# EXERCISE DETAILS
Repeat each of the rows below word for word, one row per line.

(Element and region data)
..........

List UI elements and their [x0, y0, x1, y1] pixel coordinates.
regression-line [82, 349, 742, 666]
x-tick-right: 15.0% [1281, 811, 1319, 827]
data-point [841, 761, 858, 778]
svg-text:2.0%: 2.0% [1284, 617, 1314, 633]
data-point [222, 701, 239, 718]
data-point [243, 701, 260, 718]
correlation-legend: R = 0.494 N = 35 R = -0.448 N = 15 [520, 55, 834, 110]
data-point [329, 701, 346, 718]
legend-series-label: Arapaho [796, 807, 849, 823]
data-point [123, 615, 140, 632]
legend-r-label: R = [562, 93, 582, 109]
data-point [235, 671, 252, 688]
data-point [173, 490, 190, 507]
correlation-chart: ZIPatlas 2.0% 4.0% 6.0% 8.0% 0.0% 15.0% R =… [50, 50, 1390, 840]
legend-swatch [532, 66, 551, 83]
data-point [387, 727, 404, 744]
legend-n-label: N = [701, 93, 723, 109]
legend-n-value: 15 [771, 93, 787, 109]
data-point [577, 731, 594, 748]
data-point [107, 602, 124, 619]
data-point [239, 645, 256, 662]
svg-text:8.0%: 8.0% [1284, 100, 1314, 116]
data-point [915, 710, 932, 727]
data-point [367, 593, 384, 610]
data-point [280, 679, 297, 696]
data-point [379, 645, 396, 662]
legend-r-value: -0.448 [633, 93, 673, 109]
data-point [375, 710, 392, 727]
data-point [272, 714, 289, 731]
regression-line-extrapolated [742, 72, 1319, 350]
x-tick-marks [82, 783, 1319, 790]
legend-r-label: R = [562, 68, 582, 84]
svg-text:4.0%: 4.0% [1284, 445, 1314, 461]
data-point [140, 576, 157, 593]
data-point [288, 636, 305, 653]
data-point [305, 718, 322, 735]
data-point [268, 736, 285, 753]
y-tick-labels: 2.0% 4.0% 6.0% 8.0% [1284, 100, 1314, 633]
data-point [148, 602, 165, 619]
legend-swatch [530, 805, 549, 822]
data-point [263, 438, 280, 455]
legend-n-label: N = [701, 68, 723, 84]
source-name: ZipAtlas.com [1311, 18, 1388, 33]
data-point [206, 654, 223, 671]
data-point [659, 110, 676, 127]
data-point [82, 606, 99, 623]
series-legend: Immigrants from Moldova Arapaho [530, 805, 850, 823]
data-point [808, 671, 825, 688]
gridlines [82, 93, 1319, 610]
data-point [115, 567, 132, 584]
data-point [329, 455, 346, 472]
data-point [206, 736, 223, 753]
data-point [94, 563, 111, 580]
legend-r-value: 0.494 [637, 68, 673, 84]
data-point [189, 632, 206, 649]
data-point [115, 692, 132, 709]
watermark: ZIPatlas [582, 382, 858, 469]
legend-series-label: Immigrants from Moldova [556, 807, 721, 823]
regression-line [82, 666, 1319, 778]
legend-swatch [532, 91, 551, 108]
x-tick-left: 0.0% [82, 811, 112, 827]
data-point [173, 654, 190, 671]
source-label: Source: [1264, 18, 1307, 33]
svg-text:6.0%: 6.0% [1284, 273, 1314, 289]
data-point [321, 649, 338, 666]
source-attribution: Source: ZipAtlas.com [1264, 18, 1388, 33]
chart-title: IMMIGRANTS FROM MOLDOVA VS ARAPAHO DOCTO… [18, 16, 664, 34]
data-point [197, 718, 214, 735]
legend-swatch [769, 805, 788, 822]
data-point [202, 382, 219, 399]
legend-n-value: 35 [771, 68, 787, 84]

..........

# RESULT FOR THIS EXERCISE
List UI elements and their [x0, y0, x1, y1] pixel coordinates.
regression-line [82, 349, 742, 666]
x-tick-right: 15.0% [1281, 811, 1319, 827]
data-point [841, 761, 858, 778]
svg-text:2.0%: 2.0% [1284, 617, 1314, 633]
data-point [222, 701, 239, 718]
data-point [243, 701, 260, 718]
correlation-legend: R = 0.494 N = 35 R = -0.448 N = 15 [520, 55, 834, 110]
data-point [329, 701, 346, 718]
legend-series-label: Arapaho [796, 807, 849, 823]
data-point [123, 615, 140, 632]
legend-r-label: R = [562, 93, 582, 109]
data-point [235, 671, 252, 688]
data-point [173, 490, 190, 507]
correlation-chart: ZIPatlas 2.0% 4.0% 6.0% 8.0% 0.0% 15.0% R =… [50, 50, 1390, 840]
legend-swatch [532, 66, 551, 83]
data-point [387, 727, 404, 744]
legend-n-label: N = [701, 93, 723, 109]
legend-n-value: 15 [771, 93, 787, 109]
data-point [577, 731, 594, 748]
data-point [107, 602, 124, 619]
data-point [239, 645, 256, 662]
svg-text:8.0%: 8.0% [1284, 100, 1314, 116]
data-point [915, 710, 932, 727]
data-point [367, 593, 384, 610]
data-point [280, 679, 297, 696]
data-point [379, 645, 396, 662]
legend-r-value: -0.448 [633, 93, 673, 109]
data-point [375, 710, 392, 727]
data-point [272, 714, 289, 731]
regression-line-extrapolated [742, 72, 1319, 350]
x-tick-marks [82, 783, 1319, 790]
legend-r-label: R = [562, 68, 582, 84]
svg-text:4.0%: 4.0% [1284, 445, 1314, 461]
data-point [140, 576, 157, 593]
data-point [288, 636, 305, 653]
data-point [305, 718, 322, 735]
data-point [268, 736, 285, 753]
y-tick-labels: 2.0% 4.0% 6.0% 8.0% [1284, 100, 1314, 633]
data-point [148, 602, 165, 619]
legend-swatch [530, 805, 549, 822]
data-point [263, 438, 280, 455]
legend-n-label: N = [701, 68, 723, 84]
source-name: ZipAtlas.com [1311, 18, 1388, 33]
data-point [206, 654, 223, 671]
data-point [659, 110, 676, 127]
data-point [82, 606, 99, 623]
series-legend: Immigrants from Moldova Arapaho [530, 805, 850, 823]
data-point [808, 671, 825, 688]
gridlines [82, 93, 1319, 610]
data-point [115, 567, 132, 584]
data-point [329, 455, 346, 472]
data-point [206, 736, 223, 753]
data-point [94, 563, 111, 580]
legend-r-value: 0.494 [637, 68, 673, 84]
data-point [189, 632, 206, 649]
data-point [115, 692, 132, 709]
watermark: ZIPatlas [582, 382, 858, 469]
legend-series-label: Immigrants from Moldova [556, 807, 721, 823]
regression-line [82, 666, 1319, 778]
legend-swatch [532, 91, 551, 108]
x-tick-left: 0.0% [82, 811, 112, 827]
data-point [173, 654, 190, 671]
source-label: Source: [1264, 18, 1307, 33]
svg-text:6.0%: 6.0% [1284, 273, 1314, 289]
data-point [321, 649, 338, 666]
source-attribution: Source: ZipAtlas.com [1264, 18, 1388, 33]
chart-title: IMMIGRANTS FROM MOLDOVA VS ARAPAHO DOCTO… [18, 16, 664, 34]
data-point [197, 718, 214, 735]
legend-swatch [769, 805, 788, 822]
data-point [202, 382, 219, 399]
legend-n-value: 35 [771, 68, 787, 84]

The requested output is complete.